## Given data

┌────────

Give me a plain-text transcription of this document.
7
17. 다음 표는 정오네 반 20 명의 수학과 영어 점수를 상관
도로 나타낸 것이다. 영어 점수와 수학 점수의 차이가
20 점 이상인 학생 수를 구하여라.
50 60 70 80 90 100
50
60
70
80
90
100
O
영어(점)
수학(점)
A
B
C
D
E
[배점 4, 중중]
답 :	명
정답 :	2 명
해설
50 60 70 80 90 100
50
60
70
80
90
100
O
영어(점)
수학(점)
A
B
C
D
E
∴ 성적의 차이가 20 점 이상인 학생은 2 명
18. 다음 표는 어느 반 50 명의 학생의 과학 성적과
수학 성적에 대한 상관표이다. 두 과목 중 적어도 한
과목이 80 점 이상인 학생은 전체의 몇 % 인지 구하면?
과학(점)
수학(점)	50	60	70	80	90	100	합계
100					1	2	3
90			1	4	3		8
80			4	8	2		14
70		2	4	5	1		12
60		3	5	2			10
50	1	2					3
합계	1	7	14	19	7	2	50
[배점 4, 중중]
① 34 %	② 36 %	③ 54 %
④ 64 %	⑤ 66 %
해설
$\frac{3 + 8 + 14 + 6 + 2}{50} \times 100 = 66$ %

└────────
┌────────

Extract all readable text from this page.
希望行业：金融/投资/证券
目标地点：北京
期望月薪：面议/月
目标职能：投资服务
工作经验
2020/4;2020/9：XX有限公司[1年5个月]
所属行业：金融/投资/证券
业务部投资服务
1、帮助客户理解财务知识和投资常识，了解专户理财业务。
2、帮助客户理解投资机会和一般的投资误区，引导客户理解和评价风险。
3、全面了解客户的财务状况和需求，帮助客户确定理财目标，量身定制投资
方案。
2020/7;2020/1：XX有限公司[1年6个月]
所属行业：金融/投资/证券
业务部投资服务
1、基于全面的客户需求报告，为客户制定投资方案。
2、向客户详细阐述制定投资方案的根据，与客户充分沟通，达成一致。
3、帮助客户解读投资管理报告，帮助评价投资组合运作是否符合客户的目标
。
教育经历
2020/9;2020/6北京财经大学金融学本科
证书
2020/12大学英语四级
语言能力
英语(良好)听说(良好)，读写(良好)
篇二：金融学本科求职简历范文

└────────
┌────────

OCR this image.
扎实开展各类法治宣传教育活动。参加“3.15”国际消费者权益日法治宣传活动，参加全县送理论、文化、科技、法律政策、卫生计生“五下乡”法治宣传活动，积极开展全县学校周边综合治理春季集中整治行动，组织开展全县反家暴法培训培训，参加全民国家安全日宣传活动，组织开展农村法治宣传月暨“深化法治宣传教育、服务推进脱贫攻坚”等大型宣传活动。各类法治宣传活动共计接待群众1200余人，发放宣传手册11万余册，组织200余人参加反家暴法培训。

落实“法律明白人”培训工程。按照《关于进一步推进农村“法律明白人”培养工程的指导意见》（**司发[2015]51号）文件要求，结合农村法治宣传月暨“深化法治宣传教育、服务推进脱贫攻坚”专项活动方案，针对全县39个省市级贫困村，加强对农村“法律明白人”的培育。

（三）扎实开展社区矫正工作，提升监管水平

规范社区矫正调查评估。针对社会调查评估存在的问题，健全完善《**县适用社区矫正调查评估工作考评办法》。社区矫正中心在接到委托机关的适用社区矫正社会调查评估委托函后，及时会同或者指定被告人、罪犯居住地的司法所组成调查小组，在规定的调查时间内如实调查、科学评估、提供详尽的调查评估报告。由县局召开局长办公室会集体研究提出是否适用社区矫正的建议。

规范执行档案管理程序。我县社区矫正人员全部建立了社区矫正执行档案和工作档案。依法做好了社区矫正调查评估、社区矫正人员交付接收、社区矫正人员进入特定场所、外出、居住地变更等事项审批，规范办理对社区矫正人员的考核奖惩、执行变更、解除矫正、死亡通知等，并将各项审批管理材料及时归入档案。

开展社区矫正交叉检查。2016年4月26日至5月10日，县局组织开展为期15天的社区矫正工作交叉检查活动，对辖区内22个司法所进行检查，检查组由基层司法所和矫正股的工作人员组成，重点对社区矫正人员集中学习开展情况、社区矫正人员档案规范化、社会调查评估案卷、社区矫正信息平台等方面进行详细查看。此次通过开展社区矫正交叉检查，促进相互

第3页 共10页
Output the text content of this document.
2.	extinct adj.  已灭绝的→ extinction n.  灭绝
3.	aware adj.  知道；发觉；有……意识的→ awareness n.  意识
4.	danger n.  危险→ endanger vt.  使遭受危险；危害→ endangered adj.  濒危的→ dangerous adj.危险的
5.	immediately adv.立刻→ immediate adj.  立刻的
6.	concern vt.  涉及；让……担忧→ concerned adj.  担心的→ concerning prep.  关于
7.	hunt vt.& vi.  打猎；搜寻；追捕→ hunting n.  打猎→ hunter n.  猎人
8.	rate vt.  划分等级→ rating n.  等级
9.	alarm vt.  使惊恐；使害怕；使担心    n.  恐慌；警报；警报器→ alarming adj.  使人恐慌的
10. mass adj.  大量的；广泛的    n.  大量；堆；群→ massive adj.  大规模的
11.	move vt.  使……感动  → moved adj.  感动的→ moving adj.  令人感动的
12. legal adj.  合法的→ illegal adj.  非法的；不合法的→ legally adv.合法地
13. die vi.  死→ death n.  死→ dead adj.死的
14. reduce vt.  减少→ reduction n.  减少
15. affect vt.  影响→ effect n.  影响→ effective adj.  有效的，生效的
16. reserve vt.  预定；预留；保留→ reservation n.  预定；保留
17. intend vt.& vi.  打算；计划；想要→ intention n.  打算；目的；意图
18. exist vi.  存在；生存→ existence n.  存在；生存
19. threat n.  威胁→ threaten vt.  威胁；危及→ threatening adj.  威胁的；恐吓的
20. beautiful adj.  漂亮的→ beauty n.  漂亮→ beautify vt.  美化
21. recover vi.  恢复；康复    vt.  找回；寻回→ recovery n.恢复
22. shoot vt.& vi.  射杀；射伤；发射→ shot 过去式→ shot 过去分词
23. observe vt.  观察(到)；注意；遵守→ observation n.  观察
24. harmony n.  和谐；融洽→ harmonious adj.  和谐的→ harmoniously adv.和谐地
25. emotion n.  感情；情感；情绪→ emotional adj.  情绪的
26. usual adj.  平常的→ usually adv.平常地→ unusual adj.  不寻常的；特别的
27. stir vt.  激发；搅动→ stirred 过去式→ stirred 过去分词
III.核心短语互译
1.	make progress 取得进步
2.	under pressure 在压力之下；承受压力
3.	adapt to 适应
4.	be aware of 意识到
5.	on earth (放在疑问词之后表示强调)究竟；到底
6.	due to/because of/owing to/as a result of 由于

└────────

## Request
Copy each line of the data above that holds "this".

## Correct result
Give me a plain-text transcription of this document.
Extract all readable text from this page.
OCR this image.
Output the text content of this document.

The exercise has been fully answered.